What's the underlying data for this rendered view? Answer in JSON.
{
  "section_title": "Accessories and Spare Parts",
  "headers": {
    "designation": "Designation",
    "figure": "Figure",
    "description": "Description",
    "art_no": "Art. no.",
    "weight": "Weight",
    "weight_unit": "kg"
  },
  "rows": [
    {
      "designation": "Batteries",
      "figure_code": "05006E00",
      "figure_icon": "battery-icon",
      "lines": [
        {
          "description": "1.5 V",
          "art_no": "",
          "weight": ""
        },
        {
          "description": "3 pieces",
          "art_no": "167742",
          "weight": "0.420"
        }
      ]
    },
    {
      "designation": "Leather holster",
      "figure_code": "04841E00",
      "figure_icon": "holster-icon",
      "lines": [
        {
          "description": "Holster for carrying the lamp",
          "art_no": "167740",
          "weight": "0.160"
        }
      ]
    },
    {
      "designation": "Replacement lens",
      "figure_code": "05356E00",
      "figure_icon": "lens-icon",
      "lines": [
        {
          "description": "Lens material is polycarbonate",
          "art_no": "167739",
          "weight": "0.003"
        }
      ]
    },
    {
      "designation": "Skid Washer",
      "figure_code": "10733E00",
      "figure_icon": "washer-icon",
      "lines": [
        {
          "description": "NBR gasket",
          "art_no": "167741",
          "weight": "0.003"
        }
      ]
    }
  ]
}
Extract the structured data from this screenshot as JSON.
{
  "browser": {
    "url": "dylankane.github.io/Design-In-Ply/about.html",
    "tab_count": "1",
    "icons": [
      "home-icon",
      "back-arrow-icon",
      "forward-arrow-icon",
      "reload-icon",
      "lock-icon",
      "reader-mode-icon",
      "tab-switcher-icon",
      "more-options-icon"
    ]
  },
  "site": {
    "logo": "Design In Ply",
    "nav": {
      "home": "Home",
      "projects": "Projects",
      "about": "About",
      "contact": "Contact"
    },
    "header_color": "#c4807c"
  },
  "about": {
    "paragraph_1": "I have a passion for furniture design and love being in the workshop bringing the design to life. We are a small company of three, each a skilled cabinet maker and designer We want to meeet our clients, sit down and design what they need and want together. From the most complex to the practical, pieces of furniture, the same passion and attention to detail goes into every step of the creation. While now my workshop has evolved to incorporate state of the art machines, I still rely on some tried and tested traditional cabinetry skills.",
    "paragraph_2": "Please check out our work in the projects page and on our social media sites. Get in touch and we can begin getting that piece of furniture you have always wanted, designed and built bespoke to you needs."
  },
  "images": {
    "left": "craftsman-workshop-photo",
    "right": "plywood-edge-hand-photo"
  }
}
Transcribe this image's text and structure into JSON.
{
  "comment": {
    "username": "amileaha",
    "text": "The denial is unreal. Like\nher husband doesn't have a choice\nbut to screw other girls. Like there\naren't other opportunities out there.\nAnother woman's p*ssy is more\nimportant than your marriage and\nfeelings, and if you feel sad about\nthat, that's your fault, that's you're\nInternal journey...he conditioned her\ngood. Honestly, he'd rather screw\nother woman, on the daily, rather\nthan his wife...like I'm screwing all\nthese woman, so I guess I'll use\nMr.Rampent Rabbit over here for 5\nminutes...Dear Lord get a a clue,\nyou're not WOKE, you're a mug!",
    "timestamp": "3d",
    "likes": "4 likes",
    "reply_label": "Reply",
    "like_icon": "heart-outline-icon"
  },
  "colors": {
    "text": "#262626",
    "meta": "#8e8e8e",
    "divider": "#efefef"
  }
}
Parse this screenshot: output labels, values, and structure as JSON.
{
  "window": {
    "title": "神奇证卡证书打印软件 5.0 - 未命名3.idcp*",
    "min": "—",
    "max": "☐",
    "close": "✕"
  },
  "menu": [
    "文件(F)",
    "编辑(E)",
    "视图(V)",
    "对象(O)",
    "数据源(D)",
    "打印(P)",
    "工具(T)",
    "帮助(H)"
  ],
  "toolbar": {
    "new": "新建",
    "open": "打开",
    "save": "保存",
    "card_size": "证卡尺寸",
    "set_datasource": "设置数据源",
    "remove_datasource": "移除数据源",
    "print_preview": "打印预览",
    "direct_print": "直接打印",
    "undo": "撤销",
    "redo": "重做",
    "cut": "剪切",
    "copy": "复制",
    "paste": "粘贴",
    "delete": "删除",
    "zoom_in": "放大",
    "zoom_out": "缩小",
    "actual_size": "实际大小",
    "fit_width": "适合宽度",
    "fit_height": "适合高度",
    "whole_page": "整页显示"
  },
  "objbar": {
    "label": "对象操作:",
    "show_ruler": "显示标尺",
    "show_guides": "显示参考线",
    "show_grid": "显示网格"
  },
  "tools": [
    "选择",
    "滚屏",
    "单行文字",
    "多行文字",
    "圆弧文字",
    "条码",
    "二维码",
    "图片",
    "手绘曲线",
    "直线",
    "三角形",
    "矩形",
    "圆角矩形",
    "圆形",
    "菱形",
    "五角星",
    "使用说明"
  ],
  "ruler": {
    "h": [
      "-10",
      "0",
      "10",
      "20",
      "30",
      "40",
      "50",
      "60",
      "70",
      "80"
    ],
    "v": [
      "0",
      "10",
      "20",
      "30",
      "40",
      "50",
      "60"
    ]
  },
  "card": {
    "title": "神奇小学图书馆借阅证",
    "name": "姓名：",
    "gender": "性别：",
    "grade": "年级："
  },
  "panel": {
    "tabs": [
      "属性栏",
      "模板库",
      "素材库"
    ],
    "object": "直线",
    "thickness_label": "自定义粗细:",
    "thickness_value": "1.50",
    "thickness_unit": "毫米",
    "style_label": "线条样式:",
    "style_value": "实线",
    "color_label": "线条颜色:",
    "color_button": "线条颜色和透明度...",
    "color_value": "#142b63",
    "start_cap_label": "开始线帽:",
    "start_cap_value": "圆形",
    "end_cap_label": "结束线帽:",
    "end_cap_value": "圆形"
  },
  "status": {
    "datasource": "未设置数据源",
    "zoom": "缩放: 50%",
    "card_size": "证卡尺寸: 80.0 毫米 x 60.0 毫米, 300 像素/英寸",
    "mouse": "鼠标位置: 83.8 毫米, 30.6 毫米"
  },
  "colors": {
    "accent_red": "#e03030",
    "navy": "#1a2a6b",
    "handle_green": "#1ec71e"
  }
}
■ ■ ■ ■ ■ ■ ■
• Short problem:
Extract the entries above verbatim.

• Response to the exercise:
What's the underlying data for this rendered view? Answer in JSON.
{
  "section_title": "Accessories and Spare Parts",
  "headers": {
    "designation": "Designation",
    "figure": "Figure",
    "description": "Description",
    "art_no": "Art. no.",
    "weight": "Weight",
    "weight_unit": "kg"
  },
  "rows": [
    {
      "designation": "Batteries",
      "figure_code": "05006E00",
      "figure_icon": "battery-icon",
      "lines": [
        {
          "description": "1.5 V",
          "art_no": "",
          "weight": ""
        },
        {
          "description": "3 pieces",
          "art_no": "167742",
          "weight": "0.420"
        }
      ]
    },
    {
      "designation": "Leather holster",
      "figure_code": "04841E00",
      "figure_icon": "holster-icon",
      "lines": [
        {
          "description": "Holster for carrying the lamp",
          "art_no": "167740",
          "weight": "0.160"
        }
      ]
    },
    {
      "designation": "Replacement lens",
      "figure_code": "05356E00",
      "figure_icon": "lens-icon",
      "lines": [
        {
          "description": "Lens material is polycarbonate",
          "art_no": "167739",
          "weight": "0.003"
        }
      ]
    },
    {
      "designation": "Skid Washer",
      "figure_code": "10733E00",
      "figure_icon": "washer-icon",
      "lines": [
        {
          "description": "NBR gasket",
          "art_no": "167741",
          "weight": "0.003"
        }
      ]
    }
  ]
}
Extract the structured data from this screenshot as JSON.
{
  "browser": {
    "url": "dylankane.github.io/Design-In-Ply/about.html",
    "tab_count": "1",
    "icons": [
      "home-icon",
      "back-arrow-icon",
      "forward-arrow-icon",
      "reload-icon",
      "lock-icon",
      "reader-mode-icon",
      "tab-switcher-icon",
      "more-options-icon"
    ]
  },
  "site": {
    "logo": "Design In Ply",
    "nav": {
      "home": "Home",
      "projects": "Projects",
      "about": "About",
      "contact": "Contact"
    },
    "header_color": "#c4807c"
  },
  "about": {
    "paragraph_1": "I have a passion for furniture design and love being in the workshop bringing the design to life. We are a small company of three, each a skilled cabinet maker and designer We want to meeet our clients, sit down and design what they need and want together. From the most complex to the practical, pieces of furniture, the same passion and attention to detail goes into every step of the creation. While now my workshop has evolved to incorporate state of the art machines, I still rely on some tried and tested traditional cabinetry skills.",
    "paragraph_2": "Please check out our work in the projects page and on our social media sites. Get in touch and we can begin getting that piece of furniture you have always wanted, designed and built bespoke to you needs."
  },
  "images": {
    "left": "craftsman-workshop-photo",
    "right": "plywood-edge-hand-photo"
  }
}
Transcribe this image's text and structure into JSON.
{
  "comment": {
    "username": "amileaha",
    "text": "The denial is unreal. Like\nher husband doesn't have a choice\nbut to screw other girls. Like there\naren't other opportunities out there.\nAnother woman's p*ssy is more\nimportant than your marriage and\nfeelings, and if you feel sad about\nthat, that's your fault, that's you're\nInternal journey...he conditioned her\ngood. Honestly, he'd rather screw\nother woman, on the daily, rather\nthan his wife...like I'm screwing all\nthese woman, so I guess I'll use\nMr.Rampent Rabbit over here for 5\nminutes...Dear Lord get a a clue,\nyou're not WOKE, you're a mug!",
    "timestamp": "3d",
    "likes": "4 likes",
    "reply_label": "Reply",
    "like_icon": "heart-outline-icon"
  },
  "colors": {
    "text": "#262626",
    "meta": "#8e8e8e",
    "divider": "#efefef"
  }
}
Parse this screenshot: output labels, values, and structure as JSON.
{
  "window": {
    "title": "神奇证卡证书打印软件 5.0 - 未命名3.idcp*",
    "min": "—",
    "max": "☐",
    "close": "✕"
  },
  "menu": [
    "文件(F)",
    "编辑(E)",
    "视图(V)",
    "对象(O)",
    "数据源(D)",
    "打印(P)",
    "工具(T)",
    "帮助(H)"
  ],
  "toolbar": {
    "new": "新建",
    "open": "打开",
    "save": "保存",
    "card_size": "证卡尺寸",
    "set_datasource": "设置数据源",
    "remove_datasource": "移除数据源",
    "print_preview": "打印预览",
    "direct_print": "直接打印",
    "undo": "撤销",
    "redo": "重做",
    "cut": "剪切",
    "copy": "复制",
    "paste": "粘贴",
    "delete": "删除",
    "zoom_in": "放大",
    "zoom_out": "缩小",
    "actual_size": "实际大小",
    "fit_width": "适合宽度",
    "fit_height": "适合高度",
    "whole_page": "整页显示"
  },
  "objbar": {
    "label": "对象操作:",
    "show_ruler": "显示标尺",
    "show_guides": "显示参考线",
    "show_grid": "显示网格"
  },
  "tools": [
    "选择",
    "滚屏",
    "单行文字",
    "多行文字",
    "圆弧文字",
    "条码",
    "二维码",
    "图片",
    "手绘曲线",
    "直线",
    "三角形",
    "矩形",
    "圆角矩形",
    "圆形",
    "菱形",
    "五角星",
    "使用说明"
  ],
  "ruler": {
    "h": [
      "-10",
      "0",
      "10",
      "20",
      "30",
      "40",
      "50",
      "60",
      "70",
      "80"
    ],
    "v": [
      "0",
      "10",
      "20",
      "30",
      "40",
      "50",
      "60"
    ]
  },
  "card": {
    "title": "神奇小学图书馆借阅证",
    "name": "姓名：",
    "gender": "性别：",
    "grade": "年级："
  },
  "panel": {
    "tabs": [
      "属性栏",
      "模板库",
      "素材库"
    ],
    "object": "直线",
    "thickness_label": "自定义粗细:",
    "thickness_value": "1.50",
    "thickness_unit": "毫米",
    "style_label": "线条样式:",
    "style_value": "实线",
    "color_label": "线条颜色:",
    "color_button": "线条颜色和透明度...",
    "color_value": "#142b63",
    "start_cap_label": "开始线帽:",
    "start_cap_value": "圆形",
    "end_cap_label": "结束线帽:",
    "end_cap_value": "圆形"
  },
  "status": {
    "datasource": "未设置数据源",
    "zoom": "缩放: 50%",
    "card_size": "证卡尺寸: 80.0 毫米 x 60.0 毫米, 300 像素/英寸",
    "mouse": "鼠标位置: 83.8 毫米, 30.6 毫米"
  },
  "colors": {
    "accent_red": "#e03030",
    "navy": "#1a2a6b",
    "handle_green": "#1ec71e"
  }
}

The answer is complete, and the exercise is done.